[Dataset records]
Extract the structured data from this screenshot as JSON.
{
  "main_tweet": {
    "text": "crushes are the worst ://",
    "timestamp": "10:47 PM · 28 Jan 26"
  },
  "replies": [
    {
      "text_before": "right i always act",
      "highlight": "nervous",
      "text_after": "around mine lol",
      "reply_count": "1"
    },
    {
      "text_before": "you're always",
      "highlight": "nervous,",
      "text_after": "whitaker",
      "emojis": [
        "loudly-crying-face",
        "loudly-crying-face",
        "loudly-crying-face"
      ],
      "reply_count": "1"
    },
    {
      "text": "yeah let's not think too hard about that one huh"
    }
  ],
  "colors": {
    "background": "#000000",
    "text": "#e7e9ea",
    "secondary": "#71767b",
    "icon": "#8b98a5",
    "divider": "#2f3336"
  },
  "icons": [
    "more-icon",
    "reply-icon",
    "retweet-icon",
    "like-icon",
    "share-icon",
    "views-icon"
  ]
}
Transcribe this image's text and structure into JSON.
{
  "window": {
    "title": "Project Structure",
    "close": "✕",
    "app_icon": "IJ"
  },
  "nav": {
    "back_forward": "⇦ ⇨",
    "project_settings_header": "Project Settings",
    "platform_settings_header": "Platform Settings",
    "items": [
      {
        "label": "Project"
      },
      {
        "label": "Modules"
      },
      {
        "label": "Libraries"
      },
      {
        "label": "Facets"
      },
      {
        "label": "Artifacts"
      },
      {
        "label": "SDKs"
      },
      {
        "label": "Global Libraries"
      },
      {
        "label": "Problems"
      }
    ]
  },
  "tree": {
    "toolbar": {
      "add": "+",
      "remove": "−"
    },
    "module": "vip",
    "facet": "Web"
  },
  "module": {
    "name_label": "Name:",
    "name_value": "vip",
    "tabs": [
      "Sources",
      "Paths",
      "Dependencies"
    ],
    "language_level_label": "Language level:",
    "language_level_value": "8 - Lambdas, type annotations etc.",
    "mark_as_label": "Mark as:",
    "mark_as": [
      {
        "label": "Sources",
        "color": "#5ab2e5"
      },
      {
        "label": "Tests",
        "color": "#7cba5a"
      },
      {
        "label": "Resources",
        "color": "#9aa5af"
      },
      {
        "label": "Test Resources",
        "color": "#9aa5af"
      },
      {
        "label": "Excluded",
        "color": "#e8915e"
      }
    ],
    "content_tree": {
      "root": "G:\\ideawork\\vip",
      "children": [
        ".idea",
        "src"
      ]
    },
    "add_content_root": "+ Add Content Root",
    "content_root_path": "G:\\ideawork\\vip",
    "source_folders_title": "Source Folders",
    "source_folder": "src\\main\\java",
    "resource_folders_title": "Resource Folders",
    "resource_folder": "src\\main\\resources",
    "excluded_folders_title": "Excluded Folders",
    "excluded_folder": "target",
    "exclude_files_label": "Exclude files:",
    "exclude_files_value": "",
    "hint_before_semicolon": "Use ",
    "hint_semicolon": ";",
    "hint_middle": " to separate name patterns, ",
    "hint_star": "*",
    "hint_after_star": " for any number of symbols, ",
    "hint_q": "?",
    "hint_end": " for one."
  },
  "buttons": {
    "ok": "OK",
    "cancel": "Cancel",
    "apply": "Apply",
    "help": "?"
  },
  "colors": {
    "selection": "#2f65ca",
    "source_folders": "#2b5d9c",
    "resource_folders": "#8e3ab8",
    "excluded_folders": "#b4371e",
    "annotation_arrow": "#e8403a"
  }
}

## PROBLEM REQUIREMENTS
Among these entries, how many lines include the string "ideawork"? Reply with the number by itself.

## THE RESPONSE
2